DO THIS: Each entry below must be repeated exactly, with pictures left out.

Saved data entries:

──────────────────────────────

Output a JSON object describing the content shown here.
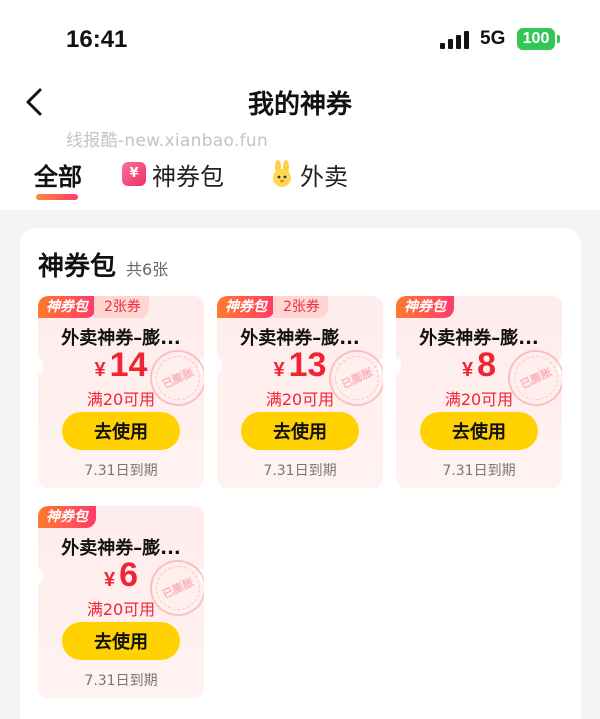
{
  "status_bar": {
    "time": "16:41",
    "network": "5G",
    "battery": "100"
  },
  "nav": {
    "title": "我的神券"
  },
  "watermark": "线报酷-new.xianbao.fun",
  "tabs": [
    {
      "label": "全部",
      "active": true
    },
    {
      "label": "神券包",
      "icon": "coupon-pack-icon",
      "icon_glyph": "¥"
    },
    {
      "label": "外卖",
      "icon": "rabbit-mascot-icon"
    }
  ],
  "section": {
    "title": "神券包",
    "count": "共6张"
  },
  "coupons": [
    {
      "tag": "神券包",
      "count_badge": "2张券",
      "name": "外卖神券–膨...",
      "currency": "¥",
      "amount": "14",
      "condition": "满20可用",
      "stamp": "已膨胀",
      "button": "去使用",
      "expiry": "7.31日到期"
    },
    {
      "tag": "神券包",
      "count_badge": "2张券",
      "name": "外卖神券–膨...",
      "currency": "¥",
      "amount": "13",
      "condition": "满20可用",
      "stamp": "已膨胀",
      "button": "去使用",
      "expiry": "7.31日到期"
    },
    {
      "tag": "神券包",
      "count_badge": "",
      "name": "外卖神券–膨...",
      "currency": "¥",
      "amount": "8",
      "condition": "满20可用",
      "stamp": "已膨胀",
      "button": "去使用",
      "expiry": "7.31日到期"
    },
    {
      "tag": "神券包",
      "count_badge": "",
      "name": "外卖神券–膨...",
      "currency": "¥",
      "amount": "6",
      "condition": "满20可用",
      "stamp": "已膨胀",
      "button": "去使用",
      "expiry": "7.31日到期"
    }
  ],
  "colors": {
    "accent_red": "#f02433",
    "button_yellow": "#ffd100",
    "tag_gradient_start": "#ff7a2e",
    "tag_gradient_end": "#ff3b6b"
  }
}
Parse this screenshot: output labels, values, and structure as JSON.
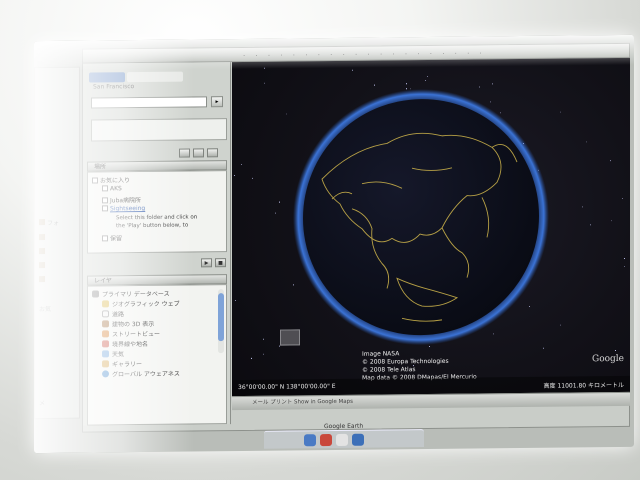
{
  "app": {
    "dock_label": "Google Earth"
  },
  "search": {
    "tabs": [
      "",
      ""
    ],
    "label": "San Francisco",
    "input_value": "",
    "go_label": "▸"
  },
  "places": {
    "header": "場所",
    "items": [
      {
        "label": "お気に入り"
      },
      {
        "label": "AKS"
      },
      {
        "label": "Juba病院所"
      },
      {
        "label": "Sightseeing"
      },
      {
        "label": "保留"
      }
    ],
    "note_line1": "Select this folder and click on",
    "note_line2": "the 'Play' button below, to"
  },
  "layers": {
    "header": "レイヤ",
    "items": [
      {
        "label": "プライマリ データベース"
      },
      {
        "label": "ジオグラフィック ウェブ"
      },
      {
        "label": "道路"
      },
      {
        "label": "建物の 3D 表示"
      },
      {
        "label": "ストリートビュー"
      },
      {
        "label": "境界線や地名"
      },
      {
        "label": "天気"
      },
      {
        "label": "ギャラリー"
      },
      {
        "label": "グローバル アウェアネス"
      }
    ]
  },
  "left_stub": {
    "rows": [
      "フォ",
      "",
      "",
      "",
      "",
      "お気",
      "メ"
    ]
  },
  "map": {
    "credits": [
      "Image NASA",
      "© 2008 Europa Technologies",
      "© 2008 Tele Atlas",
      "Map data © 2008 DMapas/El Mercurio"
    ],
    "google_logo": "Google",
    "coords": "36°00'00.00\" N  138°00'00.00\" E",
    "altitude": "高度 11001.80 キロメートル"
  },
  "bottom_bar": {
    "text": "メール  プリント  Show in Google Maps"
  }
}
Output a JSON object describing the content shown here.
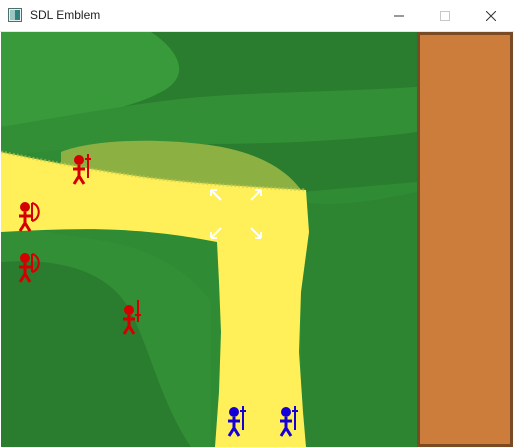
{
  "window": {
    "title": "SDL Emblem",
    "app_icon": "window-app-icon",
    "controls": [
      "minimize",
      "maximize",
      "close"
    ]
  },
  "colors": {
    "grass_dark": "#2b7f2f",
    "grass_mid": "#33923a",
    "grass_light": "#3f9f3a",
    "path_yellow": "#fff05a",
    "path_olive": "#8db043",
    "red_unit": "#d40000",
    "blue_unit": "#1400d6",
    "panel": "#cc7d3c",
    "panel_border": "#7a4a24",
    "cursor": "#ffffff"
  },
  "units": [
    {
      "team": "red",
      "weapon": "sword"
    },
    {
      "team": "red",
      "weapon": "bow"
    },
    {
      "team": "red",
      "weapon": "bow"
    },
    {
      "team": "red",
      "weapon": "sword"
    },
    {
      "team": "blue",
      "weapon": "sword"
    },
    {
      "team": "blue",
      "weapon": "sword"
    }
  ],
  "selection_cursor": {
    "icon": "selection-cursor-icon"
  }
}
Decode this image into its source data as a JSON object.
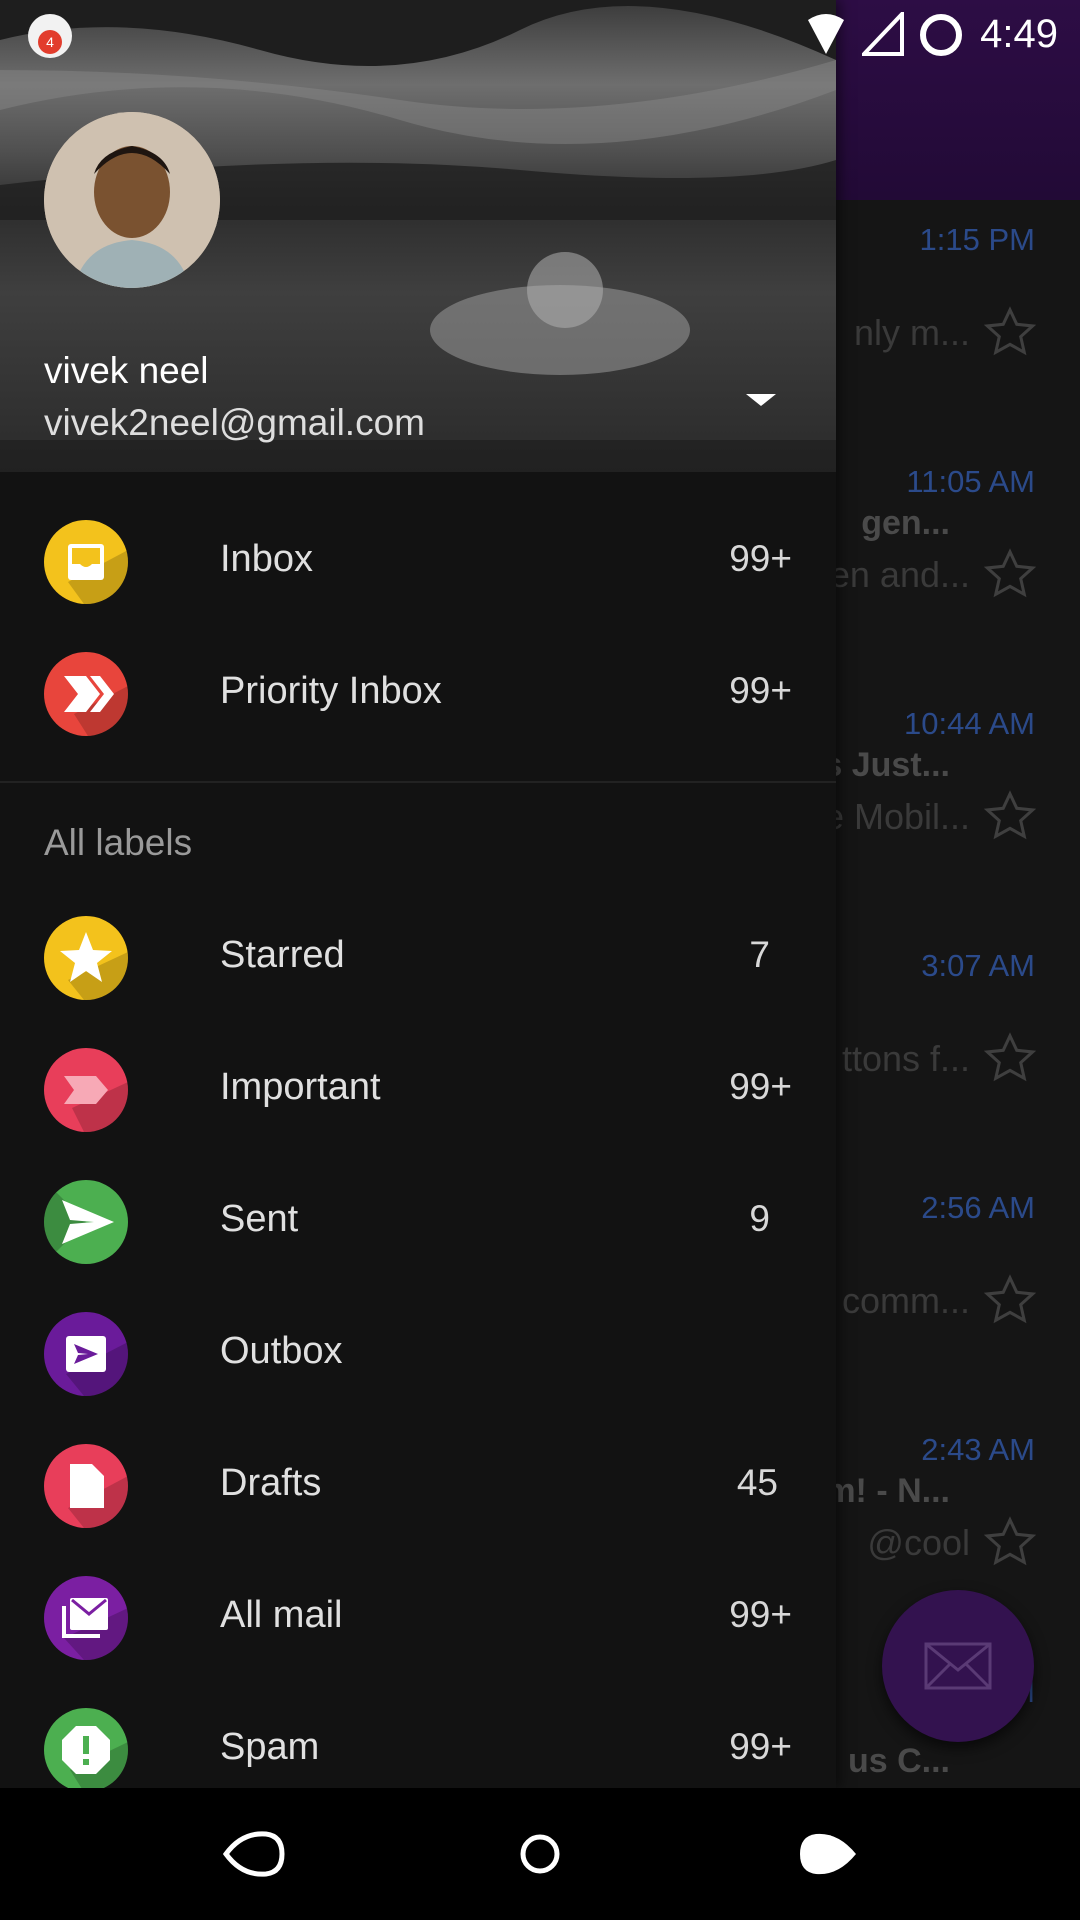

──────────────────────────────

WRITTEN ANSWER:
Output a JSON object describing the content shown here.
{
  "status_bar": {
    "time": "16:41",
    "network": "5G",
    "battery": "100"
  },
  "nav": {
    "title": "我的神券"
  },
  "watermark": "线报酷-new.xianbao.fun",
  "tabs": [
    {
      "label": "全部",
      "active": true
    },
    {
      "label": "神券包",
      "icon": "coupon-pack-icon",
      "icon_glyph": "¥"
    },
    {
      "label": "外卖",
      "icon": "rabbit-mascot-icon"
    }
  ],
  "section": {
    "title": "神券包",
    "count": "共6张"
  },
  "coupons": [
    {
      "tag": "神券包",
      "count_badge": "2张券",
      "name": "外卖神券–膨...",
      "currency": "¥",
      "amount": "14",
      "condition": "满20可用",
      "stamp": "已膨胀",
      "button": "去使用",
      "expiry": "7.31日到期"
    },
    {
      "tag": "神券包",
      "count_badge": "2张券",
      "name": "外卖神券–膨...",
      "currency": "¥",
      "amount": "13",
      "condition": "满20可用",
      "stamp": "已膨胀",
      "button": "去使用",
      "expiry": "7.31日到期"
    },
    {
      "tag": "神券包",
      "count_badge": "",
      "name": "外卖神券–膨...",
      "currency": "¥",
      "amount": "8",
      "condition": "满20可用",
      "stamp": "已膨胀",
      "button": "去使用",
      "expiry": "7.31日到期"
    },
    {
      "tag": "神券包",
      "count_badge": "",
      "name": "外卖神券–膨...",
      "currency": "¥",
      "amount": "6",
      "condition": "满20可用",
      "stamp": "已膨胀",
      "button": "去使用",
      "expiry": "7.31日到期"
    }
  ],
  "colors": {
    "accent_red": "#f02433",
    "button_yellow": "#ffd100",
    "tag_gradient_start": "#ff7a2e",
    "tag_gradient_end": "#ff3b6b"
  }
}
Parse this screenshot: output labels, values, and structure as JSON.
{
  "app": {
    "dock_label": "Google Earth"
  },
  "search": {
    "tabs": [
      "",
      ""
    ],
    "label": "San Francisco",
    "input_value": "",
    "go_label": "▸"
  },
  "places": {
    "header": "場所",
    "items": [
      {
        "label": "お気に入り"
      },
      {
        "label": "AKS"
      },
      {
        "label": "Juba病院所"
      },
      {
        "label": "Sightseeing"
      },
      {
        "label": "保留"
      }
    ],
    "note_line1": "Select this folder and click on",
    "note_line2": "the 'Play' button below, to"
  },
  "layers": {
    "header": "レイヤ",
    "items": [
      {
        "label": "プライマリ データベース"
      },
      {
        "label": "ジオグラフィック ウェブ"
      },
      {
        "label": "道路"
      },
      {
        "label": "建物の 3D 表示"
      },
      {
        "label": "ストリートビュー"
      },
      {
        "label": "境界線や地名"
      },
      {
        "label": "天気"
      },
      {
        "label": "ギャラリー"
      },
      {
        "label": "グローバル アウェアネス"
      }
    ]
  },
  "left_stub": {
    "rows": [
      "フォ",
      "",
      "",
      "",
      "",
      "お気",
      "メ"
    ]
  },
  "map": {
    "credits": [
      "Image NASA",
      "© 2008 Europa Technologies",
      "© 2008 Tele Atlas",
      "Map data © 2008 DMapas/El Mercurio"
    ],
    "google_logo": "Google",
    "coords": "36°00'00.00\" N  138°00'00.00\" E",
    "altitude": "高度 11001.80 キロメートル"
  },
  "bottom_bar": {
    "text": "メール  プリント  Show in Google Maps"
  }
}
Output a JSON object describing the content shown here.
{
  "window": {
    "title": "SDL Emblem",
    "app_icon": "window-app-icon",
    "controls": [
      "minimize",
      "maximize",
      "close"
    ]
  },
  "colors": {
    "grass_dark": "#2b7f2f",
    "grass_mid": "#33923a",
    "grass_light": "#3f9f3a",
    "path_yellow": "#fff05a",
    "path_olive": "#8db043",
    "red_unit": "#d40000",
    "blue_unit": "#1400d6",
    "panel": "#cc7d3c",
    "panel_border": "#7a4a24",
    "cursor": "#ffffff"
  },
  "units": [
    {
      "team": "red",
      "weapon": "sword"
    },
    {
      "team": "red",
      "weapon": "bow"
    },
    {
      "team": "red",
      "weapon": "bow"
    },
    {
      "team": "red",
      "weapon": "sword"
    },
    {
      "team": "blue",
      "weapon": "sword"
    },
    {
      "team": "blue",
      "weapon": "sword"
    }
  ],
  "selection_cursor": {
    "icon": "selection-cursor-icon"
  }
}
Decode this image into its source data as a JSON object.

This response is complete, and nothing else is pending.